WHAT YOU WILL DO
Collect every line in the records below that contains the word "Transportation".

LISTED RECORDS
_____

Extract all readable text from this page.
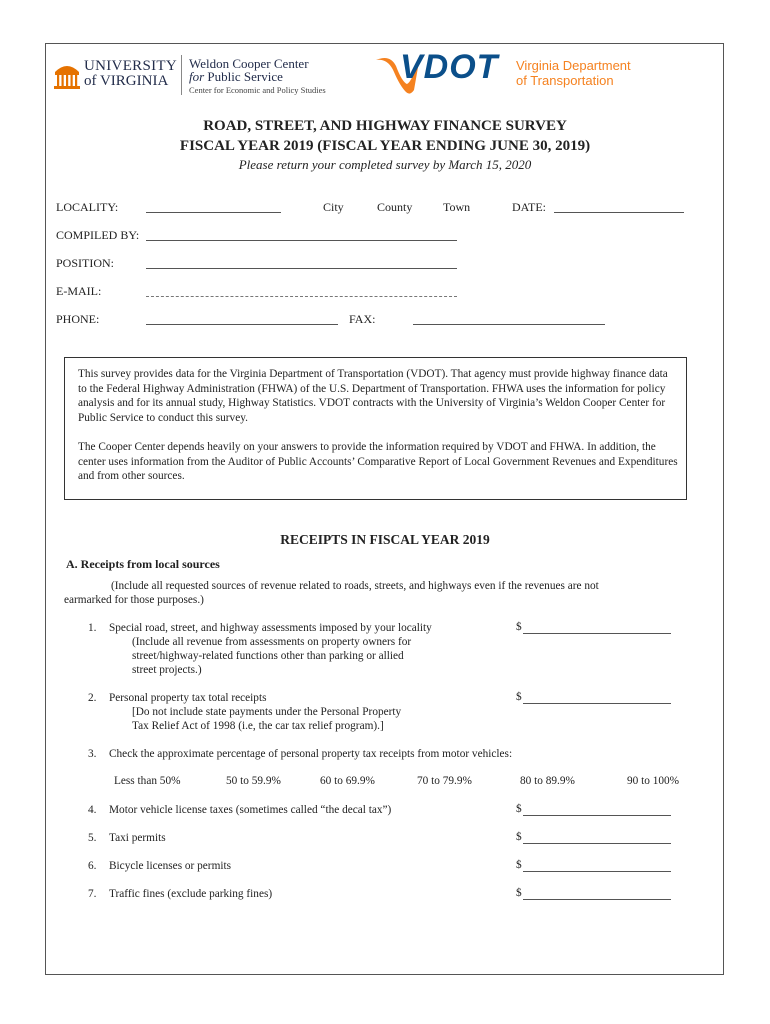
UNIVERSITY
of VIRGINIA
Weldon Cooper Center
for Public Service
Center for Economic and Policy Studies
VDOT Virginia Department
of Transportation
ROAD, STREET, AND HIGHWAY FINANCE SURVEY
FISCAL YEAR 2019 (FISCAL YEAR ENDING JUNE 30, 2019)
Please return your completed survey by March 15, 2020
LOCALITY:	City	County	Town	DATE:
COMPILED BY:
POSITION:
E-MAIL:
PHONE:	FAX:
This survey provides data for the Virginia Department of Transportation (VDOT). That agency must provide highway finance data to the Federal Highway Administration (FHWA) of the U.S. Department of Transportation. FHWA uses the information for policy analysis and for its annual study, Highway Statistics. VDOT contracts with the University of Virginia’s Weldon Cooper Center for Public Service to conduct this survey.
The Cooper Center depends heavily on your answers to provide the information required by VDOT and FHWA. In addition, the center uses information from the Auditor of Public Accounts’ Comparative Report of Local Government Revenues and Expenditures and from other sources.
RECEIPTS IN FISCAL YEAR 2019
A. Receipts from local sources
(Include all requested sources of revenue related to roads, streets, and highways even if the revenues are not
earmarked for those purposes.)
1. Special road, street, and highway assessments imposed by your locality
(Include all revenue from assessments on property owners for
street/highway-related functions other than parking or allied
street projects.)
$
2. Personal property tax total receipts
[Do not include state payments under the Personal Property
Tax Relief Act of 1998 (i.e, the car tax relief program).]
$
3. Check the approximate percentage of personal property tax receipts from motor vehicles:
Less than 50%	50 to 59.9%	60 to 69.9%	70 to 79.9%	80 to 89.9%	90 to 100%
4. Motor vehicle license taxes (sometimes called “the decal tax”)	$
5. Taxi permits	$
6. Bicycle licenses or permits	$
7. Traffic fines (exclude parking fines)	$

_____

EXPECTED OUTPUT
of Transportation
This survey provides data for the Virginia Department of Transportation (VDOT). That agency must provide highway finance data to the Federal Highway Administration (FHWA) of the U.S. Department of Transportation. FHWA uses the information for policy analysis and for its annual study, Highway Statistics. VDOT contracts with the University of Virginia’s Weldon Cooper Center for Public Service to conduct this survey.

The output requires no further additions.